- _Dataset listings of figures_:
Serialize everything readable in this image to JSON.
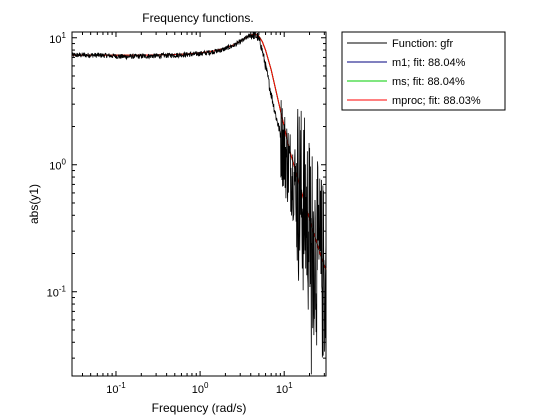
{
  "figure_background": "#ffffff",
  "chart_data": {
    "type": "line",
    "title": "Frequency functions.",
    "xlabel": "Frequency (rad/s)",
    "ylabel": "abs(y1)",
    "x_scale": "log",
    "y_scale": "log",
    "xlim": [
      0.03,
      31.4
    ],
    "ylim": [
      0.0217,
      11.1
    ],
    "grid": false,
    "legend_position": "outside-right-top",
    "x_ticks": [
      {
        "value": 0.1,
        "base": "10",
        "exp": "-1"
      },
      {
        "value": 1,
        "base": "10",
        "exp": "0"
      },
      {
        "value": 10,
        "base": "10",
        "exp": "1"
      }
    ],
    "y_ticks": [
      {
        "value": 0.1,
        "base": "10",
        "exp": "-1"
      },
      {
        "value": 1,
        "base": "10",
        "exp": "0"
      },
      {
        "value": 10,
        "base": "10",
        "exp": "1"
      }
    ],
    "series": [
      {
        "name": "Function: gfr",
        "color": "#000000",
        "style": "noisy",
        "x": [
          0.03,
          0.05,
          0.08,
          0.12,
          0.2,
          0.3,
          0.5,
          0.8,
          1.2,
          1.8,
          2.5,
          3.2,
          3.8,
          4.3,
          4.8,
          5.3,
          6.0,
          7.0,
          8.0,
          9.0,
          10.0,
          11.0,
          12.0,
          14.0,
          16.0,
          18.0,
          20.0,
          22.0,
          25.0,
          28.0,
          31.4
        ],
        "y": [
          7.3,
          7.3,
          7.25,
          7.1,
          7.15,
          7.2,
          7.3,
          7.4,
          7.6,
          8.0,
          8.7,
          9.5,
          10.3,
          10.6,
          10.2,
          8.8,
          6.0,
          3.6,
          2.4,
          1.75,
          1.3,
          1.05,
          0.9,
          0.7,
          0.55,
          0.42,
          0.32,
          0.25,
          0.19,
          0.15,
          0.12
        ]
      },
      {
        "name": "m1; fit: 88.04%",
        "color": "#00007f",
        "style": "smooth",
        "x": [
          0.03,
          0.05,
          0.1,
          0.2,
          0.4,
          0.7,
          1.0,
          1.5,
          2.0,
          2.5,
          3.0,
          3.5,
          4.0,
          4.5,
          5.0,
          5.5,
          6.0,
          7.0,
          8.0,
          9.0,
          10.0,
          11.0,
          12.0,
          14.0,
          16.0,
          18.0,
          20.0,
          22.0,
          25.0,
          28.0,
          31.4
        ],
        "y": [
          7.3,
          7.3,
          7.3,
          7.3,
          7.35,
          7.45,
          7.6,
          7.9,
          8.3,
          8.8,
          9.4,
          10.0,
          10.5,
          10.7,
          10.3,
          9.3,
          8.0,
          5.6,
          3.8,
          2.7,
          2.0,
          1.5,
          1.2,
          0.85,
          0.62,
          0.47,
          0.37,
          0.3,
          0.23,
          0.18,
          0.15
        ]
      },
      {
        "name": "ms; fit: 88.04%",
        "color": "#00cc00",
        "style": "smooth",
        "x": [
          0.03,
          0.05,
          0.1,
          0.2,
          0.4,
          0.7,
          1.0,
          1.5,
          2.0,
          2.5,
          3.0,
          3.5,
          4.0,
          4.5,
          5.0,
          5.5,
          6.0,
          7.0,
          8.0,
          9.0,
          10.0,
          11.0,
          12.0,
          14.0,
          16.0,
          18.0,
          20.0,
          22.0,
          25.0,
          28.0,
          31.4
        ],
        "y": [
          7.3,
          7.3,
          7.3,
          7.3,
          7.35,
          7.45,
          7.6,
          7.9,
          8.3,
          8.8,
          9.4,
          10.0,
          10.5,
          10.7,
          10.3,
          9.3,
          8.0,
          5.6,
          3.8,
          2.7,
          2.0,
          1.5,
          1.2,
          0.85,
          0.62,
          0.47,
          0.37,
          0.3,
          0.23,
          0.18,
          0.15
        ]
      },
      {
        "name": "mproc; fit: 88.03%",
        "color": "#ff0000",
        "style": "smooth",
        "x": [
          0.03,
          0.05,
          0.1,
          0.2,
          0.4,
          0.7,
          1.0,
          1.5,
          2.0,
          2.5,
          3.0,
          3.5,
          4.0,
          4.5,
          5.0,
          5.5,
          6.0,
          7.0,
          8.0,
          9.0,
          10.0,
          11.0,
          12.0,
          14.0,
          16.0,
          18.0,
          20.0,
          22.0,
          25.0,
          28.0,
          31.4
        ],
        "y": [
          7.3,
          7.3,
          7.3,
          7.3,
          7.35,
          7.45,
          7.6,
          7.9,
          8.3,
          8.8,
          9.4,
          10.0,
          10.5,
          10.7,
          10.3,
          9.3,
          8.0,
          5.6,
          3.8,
          2.7,
          2.0,
          1.5,
          1.2,
          0.85,
          0.62,
          0.47,
          0.37,
          0.3,
          0.23,
          0.18,
          0.15
        ]
      }
    ]
  }
}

- _TASK OBJECTIVE_: Tell how many lines in the material contain the word "Frequency". Only the number is wanted.

- _CORRECT OUTPUT_: 2